» Problem to solve
Transcribe every entry word for word, but skip the images.

═════ Stored records

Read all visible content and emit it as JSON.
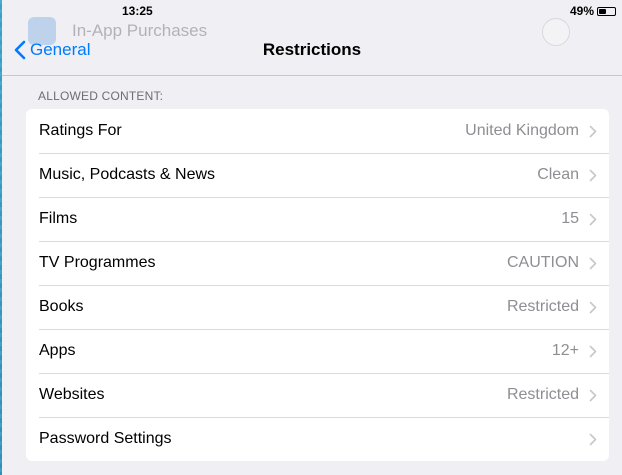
{
  "status_bar": {
    "time": "13:25",
    "battery": "49%",
    "battery_level": 0.49
  },
  "ghost": {
    "label": "In-App Purchases"
  },
  "nav": {
    "back_label": "General",
    "title": "Restrictions"
  },
  "section": {
    "header": "ALLOWED CONTENT:"
  },
  "rows": [
    {
      "label": "Ratings For",
      "value": "United Kingdom"
    },
    {
      "label": "Music, Podcasts & News",
      "value": "Clean"
    },
    {
      "label": "Films",
      "value": "15"
    },
    {
      "label": "TV Programmes",
      "value": "CAUTION"
    },
    {
      "label": "Books",
      "value": "Restricted"
    },
    {
      "label": "Apps",
      "value": "12+"
    },
    {
      "label": "Websites",
      "value": "Restricted"
    },
    {
      "label": "Password Settings",
      "value": ""
    }
  ],
  "colors": {
    "accent": "#007aff",
    "background": "#efeff4",
    "secondary_text": "#8e8e93"
  }
}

══════════

» Task output
Read all visible content and emit it as JSON.
{
  "status_bar": {
    "time": "13:25",
    "battery": "49%",
    "battery_level": 0.49
  },
  "ghost": {
    "label": "In-App Purchases"
  },
  "nav": {
    "back_label": "General",
    "title": "Restrictions"
  },
  "section": {
    "header": "ALLOWED CONTENT:"
  },
  "rows": [
    {
      "label": "Ratings For",
      "value": "United Kingdom"
    },
    {
      "label": "Music, Podcasts & News",
      "value": "Clean"
    },
    {
      "label": "Films",
      "value": "15"
    },
    {
      "label": "TV Programmes",
      "value": "CAUTION"
    },
    {
      "label": "Books",
      "value": "Restricted"
    },
    {
      "label": "Apps",
      "value": "12+"
    },
    {
      "label": "Websites",
      "value": "Restricted"
    },
    {
      "label": "Password Settings",
      "value": ""
    }
  ],
  "colors": {
    "accent": "#007aff",
    "background": "#efeff4",
    "secondary_text": "#8e8e93"
  }
}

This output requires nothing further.